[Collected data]
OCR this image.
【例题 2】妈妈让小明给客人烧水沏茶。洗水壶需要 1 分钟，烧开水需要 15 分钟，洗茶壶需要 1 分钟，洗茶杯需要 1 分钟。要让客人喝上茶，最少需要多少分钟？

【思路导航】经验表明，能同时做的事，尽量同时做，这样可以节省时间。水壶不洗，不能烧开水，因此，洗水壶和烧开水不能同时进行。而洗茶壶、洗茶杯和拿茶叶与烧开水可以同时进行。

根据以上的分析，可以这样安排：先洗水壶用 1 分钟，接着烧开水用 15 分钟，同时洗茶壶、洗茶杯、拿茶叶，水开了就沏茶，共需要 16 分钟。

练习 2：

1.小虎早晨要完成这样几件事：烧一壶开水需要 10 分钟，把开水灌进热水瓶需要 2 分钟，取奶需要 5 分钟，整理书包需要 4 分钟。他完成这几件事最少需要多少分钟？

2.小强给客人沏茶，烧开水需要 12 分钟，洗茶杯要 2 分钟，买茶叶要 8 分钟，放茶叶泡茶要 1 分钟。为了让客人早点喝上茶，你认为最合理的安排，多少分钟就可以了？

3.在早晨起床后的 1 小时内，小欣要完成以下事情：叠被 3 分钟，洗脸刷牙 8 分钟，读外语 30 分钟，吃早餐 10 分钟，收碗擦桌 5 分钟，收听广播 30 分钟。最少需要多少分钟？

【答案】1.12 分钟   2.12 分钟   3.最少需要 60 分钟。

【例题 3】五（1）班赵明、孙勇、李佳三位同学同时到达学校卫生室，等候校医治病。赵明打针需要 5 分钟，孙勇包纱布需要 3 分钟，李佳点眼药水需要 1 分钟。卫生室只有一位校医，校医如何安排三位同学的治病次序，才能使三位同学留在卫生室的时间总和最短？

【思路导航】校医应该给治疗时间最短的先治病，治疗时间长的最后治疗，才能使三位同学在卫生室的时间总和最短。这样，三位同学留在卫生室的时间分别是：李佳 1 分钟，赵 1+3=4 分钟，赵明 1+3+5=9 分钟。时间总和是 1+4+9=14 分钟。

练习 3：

**Job**
Set down the listing in full, keeping every word exactly as it is.

**Result of the task**
OCR this image.
【例题 2】妈妈让小明给客人烧水沏茶。洗水壶需要 1 分钟，烧开水需要 15 分钟，洗茶壶需要 1 分钟，洗茶杯需要 1 分钟。要让客人喝上茶，最少需要多少分钟？

【思路导航】经验表明，能同时做的事，尽量同时做，这样可以节省时间。水壶不洗，不能烧开水，因此，洗水壶和烧开水不能同时进行。而洗茶壶、洗茶杯和拿茶叶与烧开水可以同时进行。

根据以上的分析，可以这样安排：先洗水壶用 1 分钟，接着烧开水用 15 分钟，同时洗茶壶、洗茶杯、拿茶叶，水开了就沏茶，共需要 16 分钟。

练习 2：

1.小虎早晨要完成这样几件事：烧一壶开水需要 10 分钟，把开水灌进热水瓶需要 2 分钟，取奶需要 5 分钟，整理书包需要 4 分钟。他完成这几件事最少需要多少分钟？

2.小强给客人沏茶，烧开水需要 12 分钟，洗茶杯要 2 分钟，买茶叶要 8 分钟，放茶叶泡茶要 1 分钟。为了让客人早点喝上茶，你认为最合理的安排，多少分钟就可以了？

3.在早晨起床后的 1 小时内，小欣要完成以下事情：叠被 3 分钟，洗脸刷牙 8 分钟，读外语 30 分钟，吃早餐 10 分钟，收碗擦桌 5 分钟，收听广播 30 分钟。最少需要多少分钟？

【答案】1.12 分钟   2.12 分钟   3.最少需要 60 分钟。

【例题 3】五（1）班赵明、孙勇、李佳三位同学同时到达学校卫生室，等候校医治病。赵明打针需要 5 分钟，孙勇包纱布需要 3 分钟，李佳点眼药水需要 1 分钟。卫生室只有一位校医，校医如何安排三位同学的治病次序，才能使三位同学留在卫生室的时间总和最短？

【思路导航】校医应该给治疗时间最短的先治病，治疗时间长的最后治疗，才能使三位同学在卫生室的时间总和最短。这样，三位同学留在卫生室的时间分别是：李佳 1 分钟，赵 1+3=4 分钟，赵明 1+3+5=9 分钟。时间总和是 1+4+9=14 分钟。

练习 3：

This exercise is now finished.